● **TASK INSTRUCTIONS**: Rewrite these rows with every "hashtag-link" changed to "tag-link" and nothing else altered, and leave the picture out.

● **DATA ENTRIES**:
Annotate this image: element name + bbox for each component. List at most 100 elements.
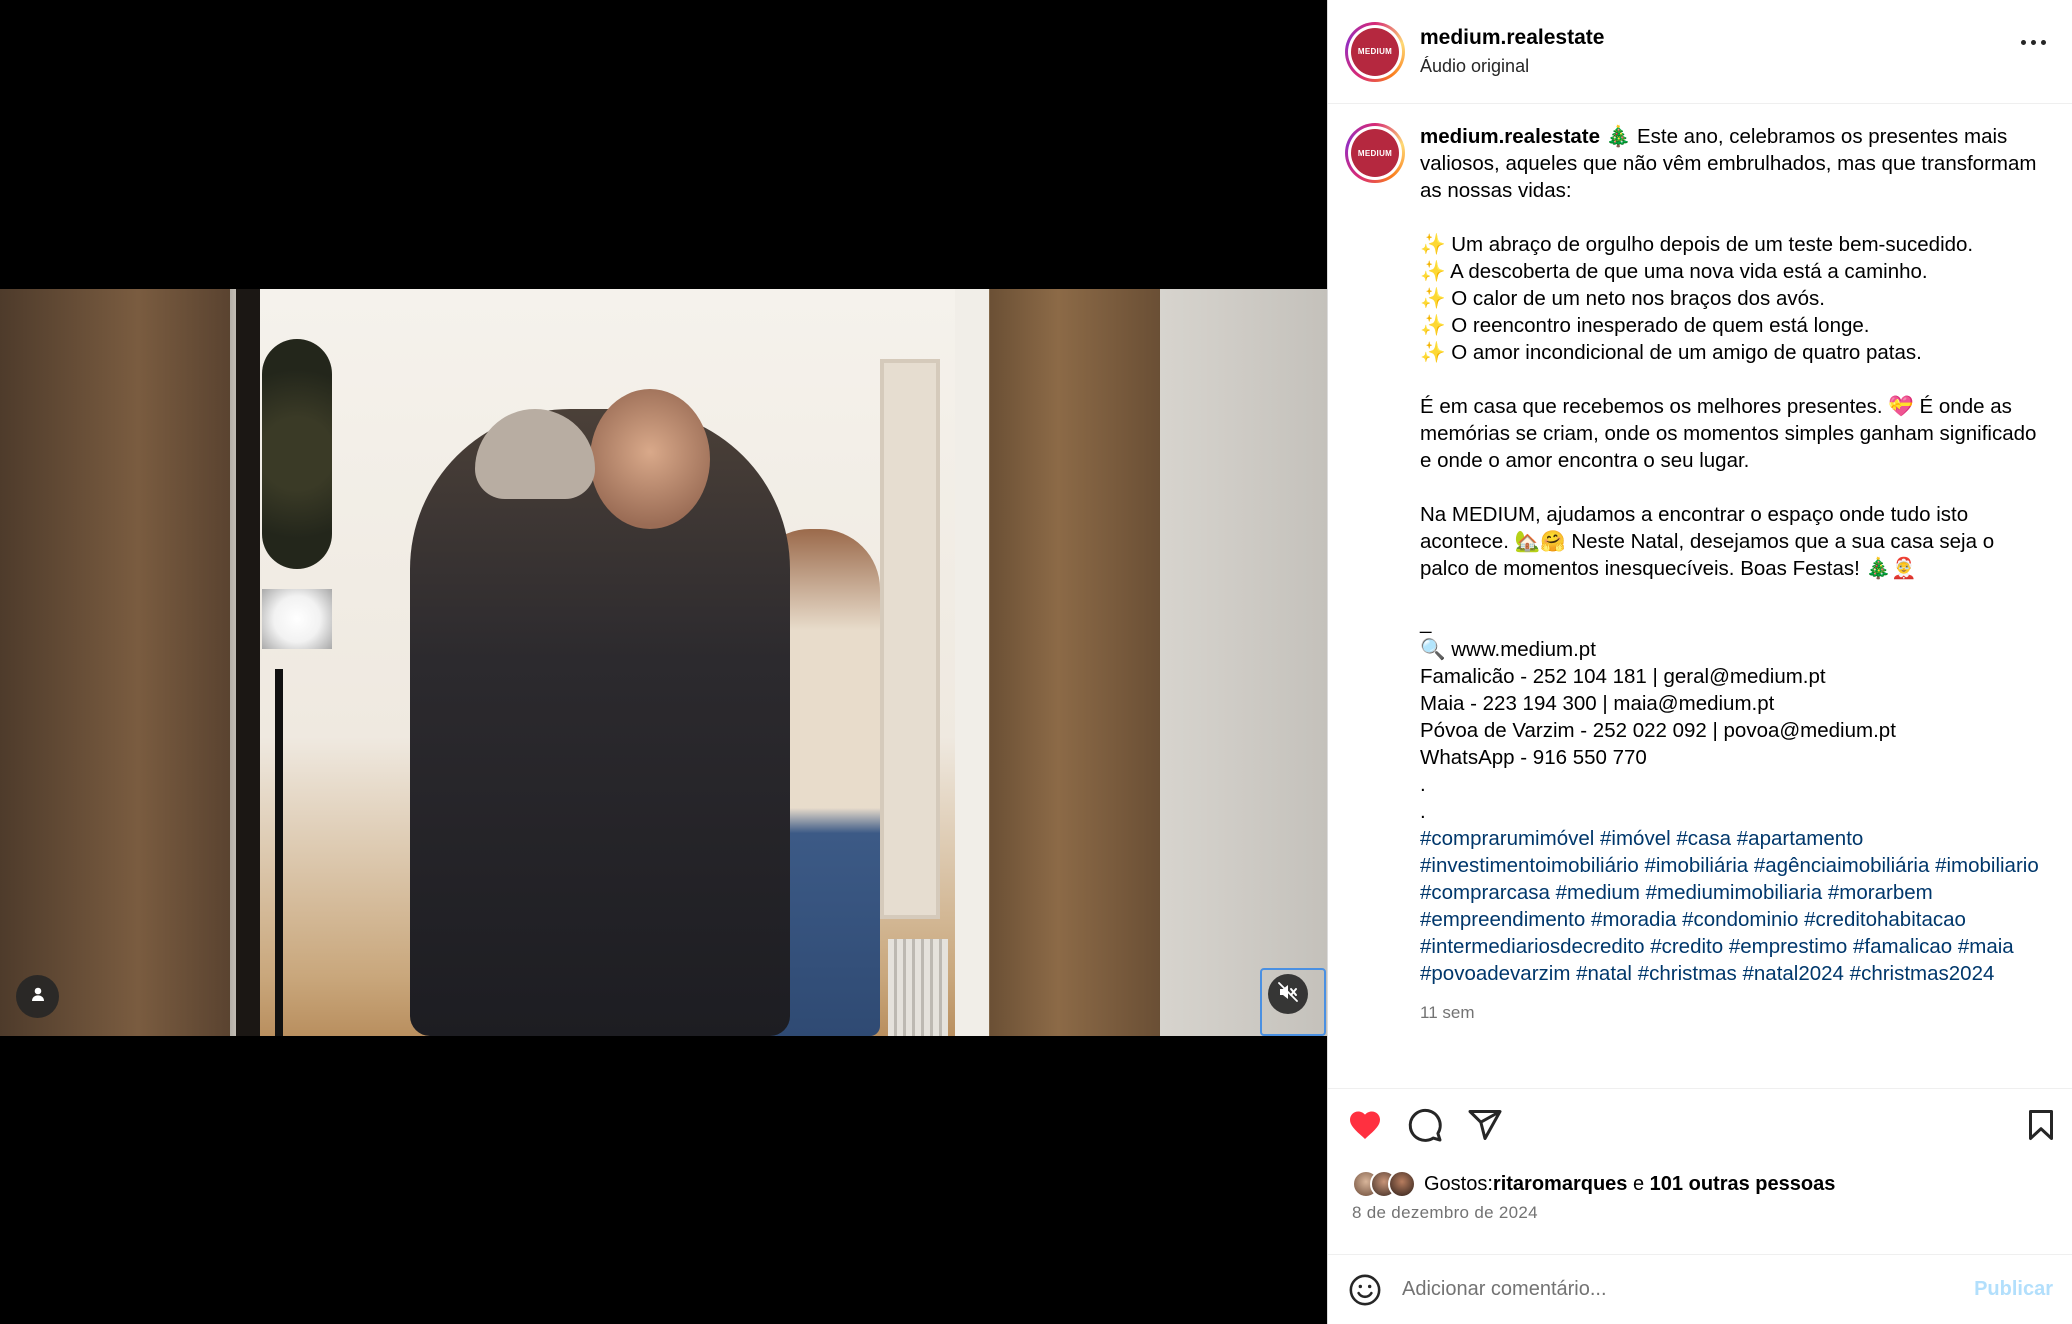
caption-hashtags: #comprarumimóvel #imóvel #casa #apartame… xyxy=(1420,825,2040,987)
media-viewer xyxy=(0,0,1327,1324)
likes-prefix: Gostos: xyxy=(1424,1172,1493,1195)
caption-avatar-border: MEDIUM xyxy=(1348,126,1402,180)
mute-circle xyxy=(1268,974,1308,1014)
likers-avatars[interactable] xyxy=(1352,1170,1416,1198)
comment-input[interactable] xyxy=(1402,1278,1975,1301)
comment-bar: Publicar xyxy=(1328,1254,2072,1324)
caption-line: Maia - 223 194 300 | maia@medium.pt xyxy=(1420,692,1775,715)
hashtag-link[interactable]: #mediumimobiliaria xyxy=(1646,881,1823,904)
avatar-border: MEDIUM xyxy=(1348,24,1402,79)
caption-line: Na MEDIUM, ajudamos a encontrar o espaço… xyxy=(1420,503,2000,580)
hashtag-link[interactable]: #famalicao xyxy=(1853,935,1952,958)
caption-line: ✨ O reencontro inesperado de quem está l… xyxy=(1420,314,1870,337)
likes-joiner: e xyxy=(1627,1172,1650,1195)
video-frame-doorframe-right xyxy=(955,289,989,1036)
hashtag-link[interactable]: #medium xyxy=(1556,881,1640,904)
hashtag-link[interactable]: #condominio xyxy=(1682,908,1798,931)
caption-line: Póvoa de Varzim - 252 022 092 | povoa@me… xyxy=(1420,719,1896,742)
caption-line: ✨ Um abraço de orgulho depois de um test… xyxy=(1420,233,1974,256)
caption-body: medium.realestate 🎄 Este ano, celebramos… xyxy=(1420,123,2040,1088)
hashtag-link[interactable]: #povoadevarzim xyxy=(1420,962,1570,985)
caption-line: ✨ O calor de um neto nos braços dos avós… xyxy=(1420,287,1825,310)
hashtag-link[interactable]: #emprestimo xyxy=(1729,935,1848,958)
avatar-logo: MEDIUM xyxy=(1351,27,1399,76)
caption-line xyxy=(1420,474,2040,501)
hashtag-link[interactable]: #imobiliária xyxy=(1644,854,1748,877)
video-frame-door-left xyxy=(0,289,230,1036)
caption-text: medium.realestate 🎄 Este ano, celebramos… xyxy=(1420,123,2040,825)
comment-bubble-icon[interactable] xyxy=(1407,1107,1443,1148)
hashtag-link[interactable]: #casa xyxy=(1676,827,1731,850)
header-text: medium.realestate Áudio original xyxy=(1420,26,1604,77)
hashtag-link[interactable]: #morarbem xyxy=(1828,881,1933,904)
hashtag-link[interactable]: #agênciaimobiliária xyxy=(1754,854,1930,877)
caption-line: WhatsApp - 916 550 770 xyxy=(1420,746,1647,769)
video-frame-door xyxy=(880,359,940,919)
caption-line xyxy=(1420,204,2040,231)
post-panel: MEDIUM medium.realestate Áudio original … xyxy=(1327,0,2072,1324)
hashtag-link[interactable]: #intermediariosdecredito xyxy=(1420,935,1644,958)
caption-avatar[interactable]: MEDIUM xyxy=(1345,123,1405,183)
caption-line: medium.realestate 🎄 Este ano, celebramos… xyxy=(1420,123,2040,204)
likes-summary: Gostos: ritaromarques e 101 outras pesso… xyxy=(1352,1170,1835,1198)
hashtag-link[interactable]: #empreendimento xyxy=(1420,908,1585,931)
hashtag-link[interactable]: #imóvel xyxy=(1600,827,1671,850)
hashtag-link[interactable]: #investimentoimobiliário xyxy=(1420,854,1639,877)
speaker-muted-icon xyxy=(1278,981,1298,1007)
video-frame-stand xyxy=(275,669,283,1036)
caption-line: 🔍 www.medium.pt xyxy=(1420,638,1596,661)
hashtag-link[interactable]: #comprarcasa xyxy=(1420,881,1550,904)
post-header: MEDIUM medium.realestate Áudio original xyxy=(1328,0,2072,104)
video-frame-doorframe xyxy=(236,289,260,1036)
smiley-icon[interactable] xyxy=(1348,1273,1382,1307)
hashtag-link[interactable]: #maia xyxy=(1958,935,2014,958)
tagged-users-button[interactable] xyxy=(16,975,59,1018)
hashtag-link[interactable]: #christmas2024 xyxy=(1850,962,1995,985)
hashtag-link[interactable]: #natal2024 xyxy=(1743,962,1844,985)
caption-line: . xyxy=(1420,773,1426,796)
caption-line: É em casa que recebemos os melhores pres… xyxy=(1420,395,2043,472)
caption-line: Famalicão - 252 104 181 | geral@medium.p… xyxy=(1420,665,1826,688)
more-dots-icon[interactable] xyxy=(2021,40,2046,45)
hashtag-link[interactable]: #credito xyxy=(1650,935,1723,958)
caption-scroll-area[interactable]: MEDIUM medium.realestate 🎄 Este ano, cel… xyxy=(1328,105,2072,1088)
paper-plane-icon[interactable] xyxy=(1467,1107,1503,1148)
publish-button[interactable]: Publicar xyxy=(1974,1278,2053,1301)
caption-line: ✨ A descoberta de que uma nova vida está… xyxy=(1420,260,1928,283)
hashtag-link[interactable]: #apartamento xyxy=(1737,827,1864,850)
heart-filled-icon[interactable] xyxy=(1347,1107,1383,1148)
hashtag-link[interactable]: #imobiliario xyxy=(1935,854,2039,877)
video-frame-face xyxy=(590,389,710,529)
header-username-link[interactable]: medium.realestate xyxy=(1420,26,1604,50)
liker-avatar xyxy=(1388,1170,1416,1198)
hashtag-link[interactable]: #christmas xyxy=(1638,962,1737,985)
original-audio-link[interactable]: Áudio original xyxy=(1420,56,1604,77)
video-frame-wall xyxy=(1160,289,1327,1036)
caption-line xyxy=(1420,366,2040,393)
user-silhouette-icon xyxy=(30,986,46,1007)
avatar[interactable]: MEDIUM xyxy=(1345,21,1405,82)
caption-line xyxy=(1420,582,2040,609)
video-frame-radiator xyxy=(888,939,948,1036)
caption-username-link[interactable]: medium.realestate xyxy=(1420,125,1600,148)
action-bar xyxy=(1328,1088,2072,1172)
caption-line: . xyxy=(1420,800,1426,823)
other-likers-link[interactable]: 101 outras pessoas xyxy=(1650,1173,1836,1196)
hashtag-link[interactable]: #moradia xyxy=(1591,908,1676,931)
liker-username-link[interactable]: ritaromarques xyxy=(1493,1173,1628,1196)
hashtag-link[interactable]: #natal xyxy=(1576,962,1632,985)
video-frame-door-right xyxy=(990,289,1160,1036)
caption-line: ✨ O amor incondicional de um amigo de qu… xyxy=(1420,341,1922,364)
hashtag-link[interactable]: #comprarumimóvel xyxy=(1420,827,1594,850)
caption-line: _ xyxy=(1420,611,1432,634)
mute-toggle-button[interactable] xyxy=(1260,968,1326,1036)
post-time-ago[interactable]: 11 sem xyxy=(1420,999,2040,1026)
caption-avatar-logo: MEDIUM xyxy=(1351,129,1399,177)
post-date: 8 de dezembro de 2024 xyxy=(1352,1203,1538,1222)
video-player[interactable] xyxy=(0,289,1327,1036)
video-frame-light xyxy=(262,589,332,649)
video-frame-hug xyxy=(410,409,790,1036)
video-frame-wreath xyxy=(262,339,332,569)
bookmark-icon[interactable] xyxy=(2023,1107,2059,1148)
hashtag-link[interactable]: #creditohabitacao xyxy=(1804,908,1966,931)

● **REPLY TO THE EXERCISE**:
Annotate this image: element name + bbox for each component. List at most 100 elements.
caption-hashtags: #comprarumimóvel #imóvel #casa #apartame… xyxy=(1420,825,2040,987)
media-viewer xyxy=(0,0,1327,1324)
likes-prefix: Gostos: xyxy=(1424,1172,1493,1195)
caption-avatar-border: MEDIUM xyxy=(1348,126,1402,180)
mute-circle xyxy=(1268,974,1308,1014)
likers-avatars[interactable] xyxy=(1352,1170,1416,1198)
comment-input[interactable] xyxy=(1402,1278,1975,1301)
comment-bar: Publicar xyxy=(1328,1254,2072,1324)
caption-line: Maia - 223 194 300 | maia@medium.pt xyxy=(1420,692,1775,715)
tag-link[interactable]: #mediumimobiliaria xyxy=(1646,881,1823,904)
avatar-border: MEDIUM xyxy=(1348,24,1402,79)
caption-line: Na MEDIUM, ajudamos a encontrar o espaço… xyxy=(1420,503,2000,580)
tag-link[interactable]: #famalicao xyxy=(1853,935,1952,958)
caption-line: ✨ O reencontro inesperado de quem está l… xyxy=(1420,314,1870,337)
likes-joiner: e xyxy=(1627,1172,1650,1195)
video-frame-doorframe-right xyxy=(955,289,989,1036)
tag-link[interactable]: #medium xyxy=(1556,881,1640,904)
tag-link[interactable]: #condominio xyxy=(1682,908,1798,931)
caption-line: Póvoa de Varzim - 252 022 092 | povoa@me… xyxy=(1420,719,1896,742)
caption-line: ✨ Um abraço de orgulho depois de um test… xyxy=(1420,233,1974,256)
caption-body: medium.realestate 🎄 Este ano, celebramos… xyxy=(1420,123,2040,1088)
tag-link[interactable]: #povoadevarzim xyxy=(1420,962,1570,985)
caption-line: ✨ O calor de um neto nos braços dos avós… xyxy=(1420,287,1825,310)
tag-link[interactable]: #emprestimo xyxy=(1729,935,1848,958)
avatar-logo: MEDIUM xyxy=(1351,27,1399,76)
caption-line xyxy=(1420,474,2040,501)
tag-link[interactable]: #imobiliária xyxy=(1644,854,1748,877)
video-frame-door-left xyxy=(0,289,230,1036)
caption-text: medium.realestate 🎄 Este ano, celebramos… xyxy=(1420,123,2040,825)
comment-bubble-icon[interactable] xyxy=(1407,1107,1443,1148)
tag-link[interactable]: #casa xyxy=(1676,827,1731,850)
header-text: medium.realestate Áudio original xyxy=(1420,26,1604,77)
tag-link[interactable]: #morarbem xyxy=(1828,881,1933,904)
tag-link[interactable]: #agênciaimobiliária xyxy=(1754,854,1930,877)
caption-line: WhatsApp - 916 550 770 xyxy=(1420,746,1647,769)
video-frame-door xyxy=(880,359,940,919)
caption-line xyxy=(1420,204,2040,231)
post-panel: MEDIUM medium.realestate Áudio original … xyxy=(1327,0,2072,1324)
tag-link[interactable]: #intermediariosdecredito xyxy=(1420,935,1644,958)
caption-avatar[interactable]: MEDIUM xyxy=(1345,123,1405,183)
caption-line: medium.realestate 🎄 Este ano, celebramos… xyxy=(1420,123,2040,204)
likes-summary: Gostos: ritaromarques e 101 outras pesso… xyxy=(1352,1170,1835,1198)
tag-link[interactable]: #empreendimento xyxy=(1420,908,1585,931)
tag-link[interactable]: #imóvel xyxy=(1600,827,1671,850)
tag-link[interactable]: #investimentoimobiliário xyxy=(1420,854,1639,877)
speaker-muted-icon xyxy=(1278,981,1298,1007)
video-frame-stand xyxy=(275,669,283,1036)
caption-line: 🔍 www.medium.pt xyxy=(1420,638,1596,661)
tag-link[interactable]: #comprarcasa xyxy=(1420,881,1550,904)
post-header: MEDIUM medium.realestate Áudio original xyxy=(1328,0,2072,104)
video-frame-doorframe xyxy=(236,289,260,1036)
smiley-icon[interactable] xyxy=(1348,1273,1382,1307)
tag-link[interactable]: #maia xyxy=(1958,935,2014,958)
tagged-users-button[interactable] xyxy=(16,975,59,1018)
tag-link[interactable]: #christmas2024 xyxy=(1850,962,1995,985)
tag-link[interactable]: #natal2024 xyxy=(1743,962,1844,985)
caption-line: . xyxy=(1420,773,1426,796)
caption-line: É em casa que recebemos os melhores pres… xyxy=(1420,395,2043,472)
caption-line: Famalicão - 252 104 181 | geral@medium.p… xyxy=(1420,665,1826,688)
more-dots-icon[interactable] xyxy=(2021,40,2046,45)
tag-link[interactable]: #credito xyxy=(1650,935,1723,958)
caption-scroll-area[interactable]: MEDIUM medium.realestate 🎄 Este ano, cel… xyxy=(1328,105,2072,1088)
paper-plane-icon[interactable] xyxy=(1467,1107,1503,1148)
publish-button[interactable]: Publicar xyxy=(1974,1278,2053,1301)
caption-line: ✨ A descoberta de que uma nova vida está… xyxy=(1420,260,1928,283)
tag-link[interactable]: #apartamento xyxy=(1737,827,1864,850)
heart-filled-icon[interactable] xyxy=(1347,1107,1383,1148)
tag-link[interactable]: #imobiliario xyxy=(1935,854,2039,877)
video-frame-face xyxy=(590,389,710,529)
header-username-link[interactable]: medium.realestate xyxy=(1420,26,1604,50)
liker-avatar xyxy=(1388,1170,1416,1198)
tag-link[interactable]: #christmas xyxy=(1638,962,1737,985)
original-audio-link[interactable]: Áudio original xyxy=(1420,56,1604,77)
video-frame-wall xyxy=(1160,289,1327,1036)
caption-line xyxy=(1420,366,2040,393)
user-silhouette-icon xyxy=(30,986,46,1007)
avatar[interactable]: MEDIUM xyxy=(1345,21,1405,82)
caption-line xyxy=(1420,582,2040,609)
video-frame-radiator xyxy=(888,939,948,1036)
caption-username-link[interactable]: medium.realestate xyxy=(1420,125,1600,148)
action-bar xyxy=(1328,1088,2072,1172)
caption-line: . xyxy=(1420,800,1426,823)
other-likers-link[interactable]: 101 outras pessoas xyxy=(1650,1173,1836,1196)
tag-link[interactable]: #moradia xyxy=(1591,908,1676,931)
liker-username-link[interactable]: ritaromarques xyxy=(1493,1173,1628,1196)
tag-link[interactable]: #natal xyxy=(1576,962,1632,985)
video-frame-door-right xyxy=(990,289,1160,1036)
caption-line: ✨ O amor incondicional de um amigo de qu… xyxy=(1420,341,1922,364)
tag-link[interactable]: #comprarumimóvel xyxy=(1420,827,1594,850)
caption-line: _ xyxy=(1420,611,1432,634)
mute-toggle-button[interactable] xyxy=(1260,968,1326,1036)
post-time-ago[interactable]: 11 sem xyxy=(1420,999,2040,1026)
caption-avatar-logo: MEDIUM xyxy=(1351,129,1399,177)
post-date: 8 de dezembro de 2024 xyxy=(1352,1203,1538,1222)
video-player[interactable] xyxy=(0,289,1327,1036)
video-frame-light xyxy=(262,589,332,649)
video-frame-hug xyxy=(410,409,790,1036)
video-frame-wreath xyxy=(262,339,332,569)
bookmark-icon[interactable] xyxy=(2023,1107,2059,1148)
tag-link[interactable]: #creditohabitacao xyxy=(1804,908,1966,931)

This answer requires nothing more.